Directions:
Below are records to be output exactly, every one of them.

Task material:

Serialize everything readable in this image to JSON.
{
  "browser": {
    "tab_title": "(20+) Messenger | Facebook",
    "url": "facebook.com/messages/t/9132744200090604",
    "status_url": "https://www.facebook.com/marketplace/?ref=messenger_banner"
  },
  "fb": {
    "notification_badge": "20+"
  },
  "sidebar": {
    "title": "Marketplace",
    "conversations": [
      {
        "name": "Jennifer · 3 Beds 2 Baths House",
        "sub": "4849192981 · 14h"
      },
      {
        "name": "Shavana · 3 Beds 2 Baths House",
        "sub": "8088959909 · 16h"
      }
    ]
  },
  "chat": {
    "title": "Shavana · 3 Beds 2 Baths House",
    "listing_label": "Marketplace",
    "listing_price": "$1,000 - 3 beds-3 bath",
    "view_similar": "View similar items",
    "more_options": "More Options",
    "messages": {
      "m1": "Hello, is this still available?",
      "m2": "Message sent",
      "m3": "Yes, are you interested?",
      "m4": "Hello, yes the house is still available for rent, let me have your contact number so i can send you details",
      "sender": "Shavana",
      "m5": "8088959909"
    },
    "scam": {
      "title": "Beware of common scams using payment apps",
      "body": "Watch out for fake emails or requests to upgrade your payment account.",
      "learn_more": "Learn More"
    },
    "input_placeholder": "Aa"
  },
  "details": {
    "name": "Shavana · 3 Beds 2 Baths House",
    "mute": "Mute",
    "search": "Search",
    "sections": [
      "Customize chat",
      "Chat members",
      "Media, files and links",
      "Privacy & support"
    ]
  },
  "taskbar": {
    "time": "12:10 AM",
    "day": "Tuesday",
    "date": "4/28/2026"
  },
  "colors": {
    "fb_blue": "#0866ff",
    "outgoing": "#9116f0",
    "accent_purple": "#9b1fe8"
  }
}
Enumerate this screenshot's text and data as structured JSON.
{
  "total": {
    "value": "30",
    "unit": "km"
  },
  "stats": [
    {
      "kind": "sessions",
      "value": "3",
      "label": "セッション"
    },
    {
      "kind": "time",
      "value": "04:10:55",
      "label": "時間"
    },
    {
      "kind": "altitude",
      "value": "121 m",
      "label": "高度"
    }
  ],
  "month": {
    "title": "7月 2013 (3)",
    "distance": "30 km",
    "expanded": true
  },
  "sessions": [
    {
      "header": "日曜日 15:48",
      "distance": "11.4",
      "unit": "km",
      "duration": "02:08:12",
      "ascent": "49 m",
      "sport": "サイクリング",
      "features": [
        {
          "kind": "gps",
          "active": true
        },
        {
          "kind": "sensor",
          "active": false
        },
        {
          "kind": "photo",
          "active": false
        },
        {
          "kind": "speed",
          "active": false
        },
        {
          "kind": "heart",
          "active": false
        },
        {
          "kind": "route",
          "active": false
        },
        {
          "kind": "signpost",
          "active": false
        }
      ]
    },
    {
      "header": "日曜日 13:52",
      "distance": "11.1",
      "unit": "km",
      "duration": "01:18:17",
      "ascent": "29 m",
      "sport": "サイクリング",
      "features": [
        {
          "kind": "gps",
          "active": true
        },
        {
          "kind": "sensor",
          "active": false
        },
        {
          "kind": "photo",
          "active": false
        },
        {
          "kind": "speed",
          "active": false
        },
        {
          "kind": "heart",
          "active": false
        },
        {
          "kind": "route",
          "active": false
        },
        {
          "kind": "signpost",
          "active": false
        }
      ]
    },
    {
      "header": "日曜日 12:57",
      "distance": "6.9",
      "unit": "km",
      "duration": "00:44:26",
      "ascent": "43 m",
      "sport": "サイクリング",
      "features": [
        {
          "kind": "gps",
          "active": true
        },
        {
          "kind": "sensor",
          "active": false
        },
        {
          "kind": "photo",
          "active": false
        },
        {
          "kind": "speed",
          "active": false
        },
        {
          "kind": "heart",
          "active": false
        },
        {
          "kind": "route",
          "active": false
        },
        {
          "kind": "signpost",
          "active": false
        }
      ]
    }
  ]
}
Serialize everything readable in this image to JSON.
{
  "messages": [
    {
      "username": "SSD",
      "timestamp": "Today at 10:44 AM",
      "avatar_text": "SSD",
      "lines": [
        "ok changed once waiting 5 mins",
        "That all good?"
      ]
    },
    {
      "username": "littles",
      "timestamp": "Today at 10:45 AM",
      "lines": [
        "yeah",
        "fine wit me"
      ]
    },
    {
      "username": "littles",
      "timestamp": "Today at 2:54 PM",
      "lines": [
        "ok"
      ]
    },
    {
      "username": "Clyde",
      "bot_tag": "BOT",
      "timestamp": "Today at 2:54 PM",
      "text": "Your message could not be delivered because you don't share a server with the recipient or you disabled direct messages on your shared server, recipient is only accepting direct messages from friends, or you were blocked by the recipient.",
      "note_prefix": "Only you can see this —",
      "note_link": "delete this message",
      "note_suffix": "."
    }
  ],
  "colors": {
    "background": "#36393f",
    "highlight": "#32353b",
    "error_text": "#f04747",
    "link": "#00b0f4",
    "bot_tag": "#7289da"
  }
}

Solution:
Serialize everything readable in this image to JSON.
{
  "browser": {
    "tab_title": "(20+) Messenger | Facebook",
    "url": "facebook.com/messages/t/9132744200090604",
    "status_url": "https://www.facebook.com/marketplace/?ref=messenger_banner"
  },
  "fb": {
    "notification_badge": "20+"
  },
  "sidebar": {
    "title": "Marketplace",
    "conversations": [
      {
        "name": "Jennifer · 3 Beds 2 Baths House",
        "sub": "4849192981 · 14h"
      },
      {
        "name": "Shavana · 3 Beds 2 Baths House",
        "sub": "8088959909 · 16h"
      }
    ]
  },
  "chat": {
    "title": "Shavana · 3 Beds 2 Baths House",
    "listing_label": "Marketplace",
    "listing_price": "$1,000 - 3 beds-3 bath",
    "view_similar": "View similar items",
    "more_options": "More Options",
    "messages": {
      "m1": "Hello, is this still available?",
      "m2": "Message sent",
      "m3": "Yes, are you interested?",
      "m4": "Hello, yes the house is still available for rent, let me have your contact number so i can send you details",
      "sender": "Shavana",
      "m5": "8088959909"
    },
    "scam": {
      "title": "Beware of common scams using payment apps",
      "body": "Watch out for fake emails or requests to upgrade your payment account.",
      "learn_more": "Learn More"
    },
    "input_placeholder": "Aa"
  },
  "details": {
    "name": "Shavana · 3 Beds 2 Baths House",
    "mute": "Mute",
    "search": "Search",
    "sections": [
      "Customize chat",
      "Chat members",
      "Media, files and links",
      "Privacy & support"
    ]
  },
  "taskbar": {
    "time": "12:10 AM",
    "day": "Tuesday",
    "date": "4/28/2026"
  },
  "colors": {
    "fb_blue": "#0866ff",
    "outgoing": "#9116f0",
    "accent_purple": "#9b1fe8"
  }
}
Enumerate this screenshot's text and data as structured JSON.
{
  "total": {
    "value": "30",
    "unit": "km"
  },
  "stats": [
    {
      "kind": "sessions",
      "value": "3",
      "label": "セッション"
    },
    {
      "kind": "time",
      "value": "04:10:55",
      "label": "時間"
    },
    {
      "kind": "altitude",
      "value": "121 m",
      "label": "高度"
    }
  ],
  "month": {
    "title": "7月 2013 (3)",
    "distance": "30 km",
    "expanded": true
  },
  "sessions": [
    {
      "header": "日曜日 15:48",
      "distance": "11.4",
      "unit": "km",
      "duration": "02:08:12",
      "ascent": "49 m",
      "sport": "サイクリング",
      "features": [
        {
          "kind": "gps",
          "active": true
        },
        {
          "kind": "sensor",
          "active": false
        },
        {
          "kind": "photo",
          "active": false
        },
        {
          "kind": "speed",
          "active": false
        },
        {
          "kind": "heart",
          "active": false
        },
        {
          "kind": "route",
          "active": false
        },
        {
          "kind": "signpost",
          "active": false
        }
      ]
    },
    {
      "header": "日曜日 13:52",
      "distance": "11.1",
      "unit": "km",
      "duration": "01:18:17",
      "ascent": "29 m",
      "sport": "サイクリング",
      "features": [
        {
          "kind": "gps",
          "active": true
        },
        {
          "kind": "sensor",
          "active": false
        },
        {
          "kind": "photo",
          "active": false
        },
        {
          "kind": "speed",
          "active": false
        },
        {
          "kind": "heart",
          "active": false
        },
        {
          "kind": "route",
          "active": false
        },
        {
          "kind": "signpost",
          "active": false
        }
      ]
    },
    {
      "header": "日曜日 12:57",
      "distance": "6.9",
      "unit": "km",
      "duration": "00:44:26",
      "ascent": "43 m",
      "sport": "サイクリング",
      "features": [
        {
          "kind": "gps",
          "active": true
        },
        {
          "kind": "sensor",
          "active": false
        },
        {
          "kind": "photo",
          "active": false
        },
        {
          "kind": "speed",
          "active": false
        },
        {
          "kind": "heart",
          "active": false
        },
        {
          "kind": "route",
          "active": false
        },
        {
          "kind": "signpost",
          "active": false
        }
      ]
    }
  ]
}
Serialize everything readable in this image to JSON.
{
  "messages": [
    {
      "username": "SSD",
      "timestamp": "Today at 10:44 AM",
      "avatar_text": "SSD",
      "lines": [
        "ok changed once waiting 5 mins",
        "That all good?"
      ]
    },
    {
      "username": "littles",
      "timestamp": "Today at 10:45 AM",
      "lines": [
        "yeah",
        "fine wit me"
      ]
    },
    {
      "username": "littles",
      "timestamp": "Today at 2:54 PM",
      "lines": [
        "ok"
      ]
    },
    {
      "username": "Clyde",
      "bot_tag": "BOT",
      "timestamp": "Today at 2:54 PM",
      "text": "Your message could not be delivered because you don't share a server with the recipient or you disabled direct messages on your shared server, recipient is only accepting direct messages from friends, or you were blocked by the recipient.",
      "note_prefix": "Only you can see this —",
      "note_link": "delete this message",
      "note_suffix": "."
    }
  ],
  "colors": {
    "background": "#36393f",
    "highlight": "#32353b",
    "error_text": "#f04747",
    "link": "#00b0f4",
    "bot_tag": "#7289da"
  }
}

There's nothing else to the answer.